* **Exercises**:
1. Retype the passage on behavioral health facility sanitation between "Training expanded to" and "to challenge compliance.", inclusive.
2. Answer these questions from the passage on behavioral health facility sanitation:
(a) What continued to challenge compliance in some public facilities?
(b) What was created in the 2010s to handle crisis situations?
(c) Which two disinfection methods became standard in many inpatient settings during the COVID-19 pandemic?
3. In the passage on behavioral health facility sanitation, rewrite the paragraph beginning "Facilities developed violence prevention plans" as a bulleted list that keeps its main facts.

(Selected extract Opens)

Training expanded to cover proper PPE usage, hazard recognition, and environmental hygiene. Facilities implemented regular performance reviews, tracked supply usage, and maintained documentation of exposure incidents. Even community mental health centers began adopting hospital-grade sanitation policies. However, underfunding in some public facilities continued to challenge compliance.
2010s – Workplace Violence Prevention and Trauma-Informed Cleaning
By the 2010s, rising reports of workplace violence prompted major safety reforms. Housekeeping staff were trained not just in cleaning protocols, but also in de-escalation strategies and trauma-informed care. Psychiatric Emergency Response Teams (PERTs) were created to handle crisis situations, and housekeepers were included in safety drills and emergency planning.
Facilities developed violence prevention plans, conducted risk assessments, and documented staff injuries and exposure incidents. For the first time, the psychological safety of cleaning staff was formally recognized. Training curricula now included behavioral cues, personal safety tactics, and respectful interactions with residents experiencing psychiatric crises.
2020s – COVID-19, Innovation, and Long-Term Transformation
The COVID-19 pandemic drastically altered the landscape of behavioral health facility sanitation. High-touch surfaces were disinfected multiple times daily, and EPA-approved cleaning agents were widely used. Electrostatic sprayers and ultraviolet light disinfection became standard in many inpatient settings.

(Selected extract Closes)
(Source material Opens)

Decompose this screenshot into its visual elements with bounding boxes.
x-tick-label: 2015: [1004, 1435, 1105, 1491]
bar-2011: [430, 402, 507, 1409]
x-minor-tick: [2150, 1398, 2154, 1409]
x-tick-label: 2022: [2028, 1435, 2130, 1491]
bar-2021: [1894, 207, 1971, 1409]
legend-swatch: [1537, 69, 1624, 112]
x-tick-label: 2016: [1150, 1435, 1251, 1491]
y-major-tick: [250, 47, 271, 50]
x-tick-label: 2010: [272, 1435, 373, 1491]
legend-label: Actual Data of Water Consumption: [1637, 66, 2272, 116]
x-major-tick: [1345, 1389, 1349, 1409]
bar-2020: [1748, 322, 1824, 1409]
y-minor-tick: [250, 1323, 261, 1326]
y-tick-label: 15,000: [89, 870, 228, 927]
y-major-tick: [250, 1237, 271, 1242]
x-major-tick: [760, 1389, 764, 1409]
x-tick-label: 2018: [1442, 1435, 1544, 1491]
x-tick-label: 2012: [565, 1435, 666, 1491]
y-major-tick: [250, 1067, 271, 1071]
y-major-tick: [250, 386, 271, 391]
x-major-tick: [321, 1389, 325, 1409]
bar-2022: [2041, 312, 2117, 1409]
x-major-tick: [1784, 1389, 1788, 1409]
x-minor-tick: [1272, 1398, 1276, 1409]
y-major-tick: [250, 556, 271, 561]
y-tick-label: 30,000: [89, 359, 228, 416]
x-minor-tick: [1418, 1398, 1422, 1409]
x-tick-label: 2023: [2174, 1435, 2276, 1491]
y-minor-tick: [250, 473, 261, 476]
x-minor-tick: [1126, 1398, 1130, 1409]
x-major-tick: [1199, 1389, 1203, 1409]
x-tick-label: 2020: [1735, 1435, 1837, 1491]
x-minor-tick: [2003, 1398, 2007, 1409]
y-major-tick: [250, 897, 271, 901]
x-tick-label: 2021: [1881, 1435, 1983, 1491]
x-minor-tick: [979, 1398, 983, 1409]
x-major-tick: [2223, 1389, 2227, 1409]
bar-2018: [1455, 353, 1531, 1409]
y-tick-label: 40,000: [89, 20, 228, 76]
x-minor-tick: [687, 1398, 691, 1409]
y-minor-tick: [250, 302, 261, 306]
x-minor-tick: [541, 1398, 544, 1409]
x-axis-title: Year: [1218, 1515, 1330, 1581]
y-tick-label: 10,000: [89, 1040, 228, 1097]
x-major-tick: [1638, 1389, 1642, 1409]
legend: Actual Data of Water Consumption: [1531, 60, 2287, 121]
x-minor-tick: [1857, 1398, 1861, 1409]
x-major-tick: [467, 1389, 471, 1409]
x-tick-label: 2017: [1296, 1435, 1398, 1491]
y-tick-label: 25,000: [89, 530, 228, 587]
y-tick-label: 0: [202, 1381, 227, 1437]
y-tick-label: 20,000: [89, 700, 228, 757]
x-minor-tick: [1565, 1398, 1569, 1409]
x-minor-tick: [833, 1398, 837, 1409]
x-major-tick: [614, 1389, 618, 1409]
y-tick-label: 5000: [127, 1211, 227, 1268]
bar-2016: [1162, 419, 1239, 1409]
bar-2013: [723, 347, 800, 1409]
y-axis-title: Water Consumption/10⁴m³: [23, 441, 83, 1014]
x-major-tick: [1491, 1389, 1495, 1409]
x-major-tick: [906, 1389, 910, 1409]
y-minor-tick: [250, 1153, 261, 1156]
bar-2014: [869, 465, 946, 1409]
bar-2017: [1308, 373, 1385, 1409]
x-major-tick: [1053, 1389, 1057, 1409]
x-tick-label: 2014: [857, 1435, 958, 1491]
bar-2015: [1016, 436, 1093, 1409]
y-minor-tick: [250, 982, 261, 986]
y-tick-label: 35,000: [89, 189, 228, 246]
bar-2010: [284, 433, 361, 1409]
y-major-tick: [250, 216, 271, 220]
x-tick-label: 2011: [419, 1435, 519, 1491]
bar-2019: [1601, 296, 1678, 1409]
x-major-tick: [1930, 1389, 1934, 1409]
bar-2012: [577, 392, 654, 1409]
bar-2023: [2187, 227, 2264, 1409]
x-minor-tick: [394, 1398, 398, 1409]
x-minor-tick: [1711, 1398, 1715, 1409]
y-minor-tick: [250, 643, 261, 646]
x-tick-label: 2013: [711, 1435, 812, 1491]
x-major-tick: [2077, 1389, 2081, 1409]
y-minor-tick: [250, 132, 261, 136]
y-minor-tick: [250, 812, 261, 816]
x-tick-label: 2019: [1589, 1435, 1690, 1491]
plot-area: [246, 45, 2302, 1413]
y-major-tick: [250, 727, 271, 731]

(Source material Closes)

* **Task-by-task results**:
1.
Training expanded to cover proper PPE usage, hazard recognition, and environmental hygiene. Facilities implemented regular performance reviews, tracked supply usage, and maintained documentation of exposure incidents. Even community mental health centers began adopting hospital-grade sanitation policies. However, underfunding in some public facilities continued to challenge compliance.

2.
(a) Underfunding.
(b) Psychiatric Emergency Response Teams (PERTs).
(c) Electrostatic sprayers and ultraviolet light disinfection.

3.
- Facilities developed violence prevention plans.
- They conducted risk assessments.
- They documented staff injuries and exposure incidents.
- The psychological safety of cleaning staff was formally recognized for the first time.
- Training curricula now covered behavioral cues, personal safety tactics, and respectful interactions with residents experiencing psychiatric crises.